> **Required task**:
Find how many lines hold the word "name" and give that number only.

Figure record extracts
╔══

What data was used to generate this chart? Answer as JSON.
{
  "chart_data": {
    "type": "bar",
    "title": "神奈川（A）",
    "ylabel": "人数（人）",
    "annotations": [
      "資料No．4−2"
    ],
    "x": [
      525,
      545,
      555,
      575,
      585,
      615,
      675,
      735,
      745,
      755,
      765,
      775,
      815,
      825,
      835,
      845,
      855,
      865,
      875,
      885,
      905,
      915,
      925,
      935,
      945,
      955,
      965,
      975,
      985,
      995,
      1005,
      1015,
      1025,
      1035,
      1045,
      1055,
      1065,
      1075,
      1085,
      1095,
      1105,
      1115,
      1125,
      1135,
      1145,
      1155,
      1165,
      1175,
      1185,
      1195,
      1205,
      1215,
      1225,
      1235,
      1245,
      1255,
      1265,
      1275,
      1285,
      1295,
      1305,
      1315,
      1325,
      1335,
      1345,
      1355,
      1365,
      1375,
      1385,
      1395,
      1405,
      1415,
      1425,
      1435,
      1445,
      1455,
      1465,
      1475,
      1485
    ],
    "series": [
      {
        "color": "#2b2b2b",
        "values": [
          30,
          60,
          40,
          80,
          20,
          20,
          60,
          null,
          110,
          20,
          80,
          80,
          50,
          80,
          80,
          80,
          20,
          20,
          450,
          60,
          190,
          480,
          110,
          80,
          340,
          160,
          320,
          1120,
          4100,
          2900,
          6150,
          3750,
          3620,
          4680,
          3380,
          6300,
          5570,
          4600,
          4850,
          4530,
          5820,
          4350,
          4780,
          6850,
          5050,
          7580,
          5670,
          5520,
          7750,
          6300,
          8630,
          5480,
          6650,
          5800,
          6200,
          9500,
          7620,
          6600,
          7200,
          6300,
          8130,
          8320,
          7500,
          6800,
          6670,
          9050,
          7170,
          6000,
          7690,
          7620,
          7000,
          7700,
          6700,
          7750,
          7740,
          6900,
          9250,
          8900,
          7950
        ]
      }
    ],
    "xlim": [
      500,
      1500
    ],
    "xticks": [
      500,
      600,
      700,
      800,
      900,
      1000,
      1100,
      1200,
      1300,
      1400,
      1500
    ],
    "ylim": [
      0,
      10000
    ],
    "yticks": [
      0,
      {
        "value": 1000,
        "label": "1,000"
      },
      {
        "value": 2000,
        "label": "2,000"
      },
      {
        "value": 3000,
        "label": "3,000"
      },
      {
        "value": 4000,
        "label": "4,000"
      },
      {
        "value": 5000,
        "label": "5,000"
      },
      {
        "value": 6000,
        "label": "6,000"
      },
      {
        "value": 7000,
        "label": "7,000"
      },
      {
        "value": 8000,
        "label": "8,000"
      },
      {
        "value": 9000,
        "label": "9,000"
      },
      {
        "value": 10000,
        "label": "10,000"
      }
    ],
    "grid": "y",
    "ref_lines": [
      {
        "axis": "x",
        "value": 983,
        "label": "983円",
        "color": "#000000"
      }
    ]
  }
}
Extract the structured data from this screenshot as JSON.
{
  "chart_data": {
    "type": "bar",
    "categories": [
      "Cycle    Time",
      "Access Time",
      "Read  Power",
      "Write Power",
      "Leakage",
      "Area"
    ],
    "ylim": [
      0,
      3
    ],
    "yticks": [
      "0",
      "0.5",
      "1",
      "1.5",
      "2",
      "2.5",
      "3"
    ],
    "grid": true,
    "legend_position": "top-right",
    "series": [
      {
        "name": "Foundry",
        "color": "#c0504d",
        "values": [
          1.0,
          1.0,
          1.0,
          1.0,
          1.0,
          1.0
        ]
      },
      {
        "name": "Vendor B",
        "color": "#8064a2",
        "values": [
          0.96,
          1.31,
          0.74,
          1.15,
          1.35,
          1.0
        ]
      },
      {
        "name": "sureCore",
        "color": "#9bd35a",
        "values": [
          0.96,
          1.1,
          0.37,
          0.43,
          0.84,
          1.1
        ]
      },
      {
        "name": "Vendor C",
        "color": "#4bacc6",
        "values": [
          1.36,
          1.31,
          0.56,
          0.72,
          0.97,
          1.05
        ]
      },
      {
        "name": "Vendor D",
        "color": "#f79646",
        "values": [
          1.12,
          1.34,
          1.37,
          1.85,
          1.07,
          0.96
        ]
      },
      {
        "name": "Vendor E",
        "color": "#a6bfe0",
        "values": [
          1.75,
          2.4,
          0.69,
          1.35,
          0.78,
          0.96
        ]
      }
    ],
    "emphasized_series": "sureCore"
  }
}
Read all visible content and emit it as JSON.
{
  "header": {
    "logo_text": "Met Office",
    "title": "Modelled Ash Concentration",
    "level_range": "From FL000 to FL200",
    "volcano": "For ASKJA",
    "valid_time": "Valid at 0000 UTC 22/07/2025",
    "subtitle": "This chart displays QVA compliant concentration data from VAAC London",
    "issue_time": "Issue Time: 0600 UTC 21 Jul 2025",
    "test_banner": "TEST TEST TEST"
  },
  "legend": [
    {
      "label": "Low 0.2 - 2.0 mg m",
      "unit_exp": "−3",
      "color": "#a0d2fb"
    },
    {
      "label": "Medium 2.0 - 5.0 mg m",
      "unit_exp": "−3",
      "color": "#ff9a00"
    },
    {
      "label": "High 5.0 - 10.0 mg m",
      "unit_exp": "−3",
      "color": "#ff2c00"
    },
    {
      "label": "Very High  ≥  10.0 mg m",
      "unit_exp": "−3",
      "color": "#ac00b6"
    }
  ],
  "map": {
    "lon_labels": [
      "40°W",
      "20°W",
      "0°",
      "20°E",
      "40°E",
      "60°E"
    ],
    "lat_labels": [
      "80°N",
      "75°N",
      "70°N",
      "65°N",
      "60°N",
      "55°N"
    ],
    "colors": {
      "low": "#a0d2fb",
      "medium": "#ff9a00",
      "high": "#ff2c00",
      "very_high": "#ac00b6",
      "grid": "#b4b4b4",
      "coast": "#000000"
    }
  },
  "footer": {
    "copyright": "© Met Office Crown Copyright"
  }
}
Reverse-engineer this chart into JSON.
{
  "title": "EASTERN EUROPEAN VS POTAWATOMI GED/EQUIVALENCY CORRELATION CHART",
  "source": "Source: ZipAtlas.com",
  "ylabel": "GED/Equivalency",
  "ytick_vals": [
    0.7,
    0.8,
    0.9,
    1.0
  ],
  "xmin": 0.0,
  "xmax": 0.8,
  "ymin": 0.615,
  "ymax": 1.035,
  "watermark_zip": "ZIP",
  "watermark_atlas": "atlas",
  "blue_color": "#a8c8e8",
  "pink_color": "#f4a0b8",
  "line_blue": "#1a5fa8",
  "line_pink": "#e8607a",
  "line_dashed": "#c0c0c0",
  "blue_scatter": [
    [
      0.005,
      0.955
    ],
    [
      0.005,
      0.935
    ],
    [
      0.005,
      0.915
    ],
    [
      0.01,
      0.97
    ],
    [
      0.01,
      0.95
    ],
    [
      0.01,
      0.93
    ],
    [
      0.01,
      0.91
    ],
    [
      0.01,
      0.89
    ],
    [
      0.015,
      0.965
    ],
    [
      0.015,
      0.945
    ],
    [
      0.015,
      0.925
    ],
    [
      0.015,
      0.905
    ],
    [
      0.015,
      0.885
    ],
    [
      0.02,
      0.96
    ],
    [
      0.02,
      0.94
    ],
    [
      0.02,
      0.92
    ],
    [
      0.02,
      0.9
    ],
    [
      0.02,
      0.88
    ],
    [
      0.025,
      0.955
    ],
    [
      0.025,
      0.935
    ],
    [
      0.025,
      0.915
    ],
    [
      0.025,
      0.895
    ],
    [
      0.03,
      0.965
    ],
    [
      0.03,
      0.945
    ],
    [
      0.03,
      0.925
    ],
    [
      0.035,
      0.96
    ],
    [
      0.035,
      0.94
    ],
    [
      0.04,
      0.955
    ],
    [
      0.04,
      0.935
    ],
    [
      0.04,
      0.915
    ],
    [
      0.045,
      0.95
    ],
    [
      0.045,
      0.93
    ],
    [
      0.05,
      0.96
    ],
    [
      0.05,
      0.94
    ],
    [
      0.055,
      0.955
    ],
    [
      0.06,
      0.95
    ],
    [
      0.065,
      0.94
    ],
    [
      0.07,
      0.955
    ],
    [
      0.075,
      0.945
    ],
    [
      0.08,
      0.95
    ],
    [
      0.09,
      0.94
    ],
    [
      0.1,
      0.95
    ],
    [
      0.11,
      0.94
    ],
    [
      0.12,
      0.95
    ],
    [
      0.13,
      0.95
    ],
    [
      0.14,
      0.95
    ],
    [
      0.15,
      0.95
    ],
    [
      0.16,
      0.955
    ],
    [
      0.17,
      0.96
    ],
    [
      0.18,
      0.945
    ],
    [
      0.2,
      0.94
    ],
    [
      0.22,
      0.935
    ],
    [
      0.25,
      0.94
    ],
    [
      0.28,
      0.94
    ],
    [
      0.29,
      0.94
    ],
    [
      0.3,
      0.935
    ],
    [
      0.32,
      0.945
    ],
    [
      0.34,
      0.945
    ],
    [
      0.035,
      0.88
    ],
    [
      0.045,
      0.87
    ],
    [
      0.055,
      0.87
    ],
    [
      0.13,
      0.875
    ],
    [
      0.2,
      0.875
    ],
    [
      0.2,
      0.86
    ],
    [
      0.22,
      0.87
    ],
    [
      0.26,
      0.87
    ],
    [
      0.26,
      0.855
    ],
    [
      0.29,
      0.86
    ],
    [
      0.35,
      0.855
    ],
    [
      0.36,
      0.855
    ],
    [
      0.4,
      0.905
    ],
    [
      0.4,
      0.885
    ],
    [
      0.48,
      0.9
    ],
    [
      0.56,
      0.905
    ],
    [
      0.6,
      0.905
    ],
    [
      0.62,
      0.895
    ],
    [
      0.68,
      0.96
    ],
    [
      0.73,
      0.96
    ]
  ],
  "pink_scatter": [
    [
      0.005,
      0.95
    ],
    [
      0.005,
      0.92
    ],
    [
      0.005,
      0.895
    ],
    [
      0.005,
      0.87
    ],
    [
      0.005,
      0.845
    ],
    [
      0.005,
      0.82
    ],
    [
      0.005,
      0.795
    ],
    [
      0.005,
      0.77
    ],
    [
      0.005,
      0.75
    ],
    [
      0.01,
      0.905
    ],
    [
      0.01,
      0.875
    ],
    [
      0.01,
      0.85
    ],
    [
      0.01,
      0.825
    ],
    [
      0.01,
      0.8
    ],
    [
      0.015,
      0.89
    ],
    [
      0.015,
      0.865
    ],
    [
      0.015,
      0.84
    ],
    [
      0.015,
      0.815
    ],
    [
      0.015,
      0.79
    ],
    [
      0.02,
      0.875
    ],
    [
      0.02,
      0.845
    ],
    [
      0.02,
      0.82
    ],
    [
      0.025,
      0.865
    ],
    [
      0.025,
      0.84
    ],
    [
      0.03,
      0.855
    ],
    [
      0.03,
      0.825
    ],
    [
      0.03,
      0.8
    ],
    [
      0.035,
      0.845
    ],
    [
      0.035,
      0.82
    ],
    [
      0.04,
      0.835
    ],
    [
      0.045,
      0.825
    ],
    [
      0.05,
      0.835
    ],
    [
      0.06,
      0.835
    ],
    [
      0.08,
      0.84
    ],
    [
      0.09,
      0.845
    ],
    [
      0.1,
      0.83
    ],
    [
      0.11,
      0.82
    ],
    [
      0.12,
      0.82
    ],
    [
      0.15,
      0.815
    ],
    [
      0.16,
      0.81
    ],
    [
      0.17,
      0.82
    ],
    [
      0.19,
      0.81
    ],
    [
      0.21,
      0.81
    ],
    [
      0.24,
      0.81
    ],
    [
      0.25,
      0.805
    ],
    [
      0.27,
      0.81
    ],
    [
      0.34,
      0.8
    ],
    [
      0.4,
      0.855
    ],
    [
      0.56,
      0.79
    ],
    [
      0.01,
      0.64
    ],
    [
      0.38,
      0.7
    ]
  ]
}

╚══

> **Task output**:
6